SUPPLIED PASSAGE:
%%

This Smart Exosuit Could Be Worn by the First Responders of the Future

"You almost forget you’re wearing a robot."

Iron Man’s metallic suit might be capable of flight and come packed with innumerable futuristic gadgets, but it’ll also never happen. An ironclad, 225 pound exosuit isn’t remotely practical when you consider that the American man or woman weighs between 196 and 168 pounds, according to the CDC. A flying, grenade-launching suit isn’t all that helpful if you can’t lift your head.

That’s why two teams of researchers have been heard at work developing a customizable exosuit that weighs a fraction of the fictional outfit Tony Stark hauls around. The suit combines fabric components with battery-powered movers to form a system that weighs just under 20 pounds (9 kilograms). Compared with the Ironman suit its capabilities are a little less comic book — more about pushing the limits of human endurance as opposed to picking off desert-dwelling arms dealers with guided missiles — but still has the potential to be ground-breaking (it’s also real).

David Perry, a staff engineer at Harvard University and co-author of the study that developed this robotic suit, tells Inverse it can assist soldiers marching through rugged terrain, help firefighters carrying heavy loads, or even assist elderly people who have trouble walking because of disorders like Parkinson’s Disease, all while being minimally obtrusive.

%%

WHAT YOU NEED TO DO: Reproduce the exosuit article above in full, word for word, before the entries.

EXTRACTED DATA:

%%

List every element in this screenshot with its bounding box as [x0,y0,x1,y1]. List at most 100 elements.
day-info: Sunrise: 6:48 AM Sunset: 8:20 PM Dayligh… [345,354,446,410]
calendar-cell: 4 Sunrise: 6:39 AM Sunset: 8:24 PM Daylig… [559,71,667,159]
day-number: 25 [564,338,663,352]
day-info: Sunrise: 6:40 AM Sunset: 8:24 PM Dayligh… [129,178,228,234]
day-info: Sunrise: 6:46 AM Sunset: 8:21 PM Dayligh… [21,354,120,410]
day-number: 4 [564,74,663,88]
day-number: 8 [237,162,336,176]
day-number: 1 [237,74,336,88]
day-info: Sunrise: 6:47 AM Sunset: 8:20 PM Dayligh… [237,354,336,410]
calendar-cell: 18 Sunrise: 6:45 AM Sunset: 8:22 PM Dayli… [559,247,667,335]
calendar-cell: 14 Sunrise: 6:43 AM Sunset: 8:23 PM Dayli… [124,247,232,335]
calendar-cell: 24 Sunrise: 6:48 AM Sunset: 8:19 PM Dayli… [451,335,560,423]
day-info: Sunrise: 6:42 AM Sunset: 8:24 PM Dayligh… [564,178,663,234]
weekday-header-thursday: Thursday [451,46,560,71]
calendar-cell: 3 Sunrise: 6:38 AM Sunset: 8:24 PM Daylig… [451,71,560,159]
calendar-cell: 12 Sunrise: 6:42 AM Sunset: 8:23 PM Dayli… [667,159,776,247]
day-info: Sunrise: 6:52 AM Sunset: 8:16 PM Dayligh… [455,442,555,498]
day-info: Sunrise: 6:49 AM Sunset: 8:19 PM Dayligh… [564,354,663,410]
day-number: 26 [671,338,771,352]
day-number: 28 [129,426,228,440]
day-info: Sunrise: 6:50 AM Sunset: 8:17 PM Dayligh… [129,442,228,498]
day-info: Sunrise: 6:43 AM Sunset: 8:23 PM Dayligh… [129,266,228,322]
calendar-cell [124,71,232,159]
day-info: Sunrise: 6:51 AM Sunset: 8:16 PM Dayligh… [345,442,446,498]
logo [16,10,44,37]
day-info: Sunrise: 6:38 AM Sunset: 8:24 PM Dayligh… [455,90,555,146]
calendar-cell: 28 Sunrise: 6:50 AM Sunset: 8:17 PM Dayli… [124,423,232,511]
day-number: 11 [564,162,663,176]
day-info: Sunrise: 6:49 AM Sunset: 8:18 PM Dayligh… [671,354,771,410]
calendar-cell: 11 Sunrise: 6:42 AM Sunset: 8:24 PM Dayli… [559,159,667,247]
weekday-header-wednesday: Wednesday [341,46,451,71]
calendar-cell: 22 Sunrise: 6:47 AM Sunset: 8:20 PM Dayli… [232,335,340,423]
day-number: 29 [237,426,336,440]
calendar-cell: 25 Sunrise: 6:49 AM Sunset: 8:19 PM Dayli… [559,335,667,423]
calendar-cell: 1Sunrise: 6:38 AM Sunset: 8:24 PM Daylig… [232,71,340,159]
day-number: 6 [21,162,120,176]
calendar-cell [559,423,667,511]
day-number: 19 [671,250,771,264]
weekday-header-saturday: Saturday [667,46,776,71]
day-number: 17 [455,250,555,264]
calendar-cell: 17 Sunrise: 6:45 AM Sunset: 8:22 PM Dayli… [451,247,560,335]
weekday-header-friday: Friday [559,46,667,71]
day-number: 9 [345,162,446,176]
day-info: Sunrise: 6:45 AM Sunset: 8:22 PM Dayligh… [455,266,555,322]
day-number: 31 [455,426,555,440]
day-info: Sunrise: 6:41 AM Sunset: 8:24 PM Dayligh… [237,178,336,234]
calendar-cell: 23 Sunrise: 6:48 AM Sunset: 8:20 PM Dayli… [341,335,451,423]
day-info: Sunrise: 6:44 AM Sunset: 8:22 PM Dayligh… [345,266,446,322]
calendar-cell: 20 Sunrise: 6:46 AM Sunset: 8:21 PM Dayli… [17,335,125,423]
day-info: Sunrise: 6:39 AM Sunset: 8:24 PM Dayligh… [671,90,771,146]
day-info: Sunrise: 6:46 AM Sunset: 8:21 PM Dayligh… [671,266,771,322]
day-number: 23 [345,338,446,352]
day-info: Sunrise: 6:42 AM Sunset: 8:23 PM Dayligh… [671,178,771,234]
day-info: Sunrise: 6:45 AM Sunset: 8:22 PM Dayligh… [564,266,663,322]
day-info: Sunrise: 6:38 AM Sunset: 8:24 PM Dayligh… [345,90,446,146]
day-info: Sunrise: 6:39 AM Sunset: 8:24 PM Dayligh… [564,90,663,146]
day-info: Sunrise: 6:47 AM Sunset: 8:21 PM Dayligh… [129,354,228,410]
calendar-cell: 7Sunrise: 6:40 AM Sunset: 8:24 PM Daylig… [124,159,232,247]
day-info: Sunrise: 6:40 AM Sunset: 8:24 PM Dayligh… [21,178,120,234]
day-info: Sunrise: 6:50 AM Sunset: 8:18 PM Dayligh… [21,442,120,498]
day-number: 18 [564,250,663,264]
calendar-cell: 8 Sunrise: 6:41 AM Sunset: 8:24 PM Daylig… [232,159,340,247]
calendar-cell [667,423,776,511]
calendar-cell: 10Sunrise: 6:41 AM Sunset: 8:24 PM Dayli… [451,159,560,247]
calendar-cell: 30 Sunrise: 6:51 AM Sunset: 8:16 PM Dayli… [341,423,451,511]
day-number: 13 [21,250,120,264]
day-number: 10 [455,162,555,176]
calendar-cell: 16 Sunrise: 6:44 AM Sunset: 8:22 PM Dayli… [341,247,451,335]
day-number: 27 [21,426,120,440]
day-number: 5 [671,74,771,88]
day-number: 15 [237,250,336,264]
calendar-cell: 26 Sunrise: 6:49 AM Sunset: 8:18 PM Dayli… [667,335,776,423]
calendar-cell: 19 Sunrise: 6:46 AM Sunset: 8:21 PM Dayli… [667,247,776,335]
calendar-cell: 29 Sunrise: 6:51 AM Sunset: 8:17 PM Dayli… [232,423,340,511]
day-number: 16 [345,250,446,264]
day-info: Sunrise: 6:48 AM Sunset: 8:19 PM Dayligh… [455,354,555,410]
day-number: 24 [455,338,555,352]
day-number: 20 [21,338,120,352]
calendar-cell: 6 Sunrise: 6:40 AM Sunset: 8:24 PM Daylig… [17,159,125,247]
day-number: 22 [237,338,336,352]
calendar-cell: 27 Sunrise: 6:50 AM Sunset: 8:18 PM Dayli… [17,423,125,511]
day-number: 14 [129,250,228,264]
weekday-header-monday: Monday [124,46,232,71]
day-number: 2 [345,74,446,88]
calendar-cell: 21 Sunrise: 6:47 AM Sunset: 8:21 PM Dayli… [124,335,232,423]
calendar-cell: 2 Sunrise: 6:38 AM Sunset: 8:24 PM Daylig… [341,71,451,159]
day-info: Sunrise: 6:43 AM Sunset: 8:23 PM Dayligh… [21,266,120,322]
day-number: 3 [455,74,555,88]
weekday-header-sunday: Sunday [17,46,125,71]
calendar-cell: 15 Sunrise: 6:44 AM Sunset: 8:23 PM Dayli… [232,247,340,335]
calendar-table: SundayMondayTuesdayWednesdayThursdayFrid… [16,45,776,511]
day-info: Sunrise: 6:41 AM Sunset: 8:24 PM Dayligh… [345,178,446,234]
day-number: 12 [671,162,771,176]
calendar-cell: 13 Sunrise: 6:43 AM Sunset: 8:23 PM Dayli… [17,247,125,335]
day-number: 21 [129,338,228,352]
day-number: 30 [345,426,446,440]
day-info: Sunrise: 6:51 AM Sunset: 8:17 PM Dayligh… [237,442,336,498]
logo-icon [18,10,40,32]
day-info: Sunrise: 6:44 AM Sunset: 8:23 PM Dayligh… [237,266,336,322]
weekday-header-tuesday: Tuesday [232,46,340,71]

%%

ANSWER SECTION:
This Smart Exosuit Could Be Worn by the First Responders of the Future

"You almost forget you’re wearing a robot."

Iron Man’s metallic suit might be capable of flight and come packed with innumerable futuristic gadgets, but it’ll also never happen. An ironclad, 225 pound exosuit isn’t remotely practical when you consider that the American man or woman weighs between 196 and 168 pounds, according to the CDC. A flying, grenade-launching suit isn’t all that helpful if you can’t lift your head.

That’s why two teams of researchers have been heard at work developing a customizable exosuit that weighs a fraction of the fictional outfit Tony Stark hauls around. The suit combines fabric components with battery-powered movers to form a system that weighs just under 20 pounds (9 kilograms). Compared with the Ironman suit its capabilities are a little less comic book — more about pushing the limits of human endurance as opposed to picking off desert-dwelling arms dealers with guided missiles — but still has the potential to be ground-breaking (it’s also real).

David Perry, a staff engineer at Harvard University and co-author of the study that developed this robotic suit, tells Inverse it can assist soldiers marching through rugged terrain, help firefighters carrying heavy loads, or even assist elderly people who have trouble walking because of disorders like Parkinson’s Disease, all while being minimally obtrusive.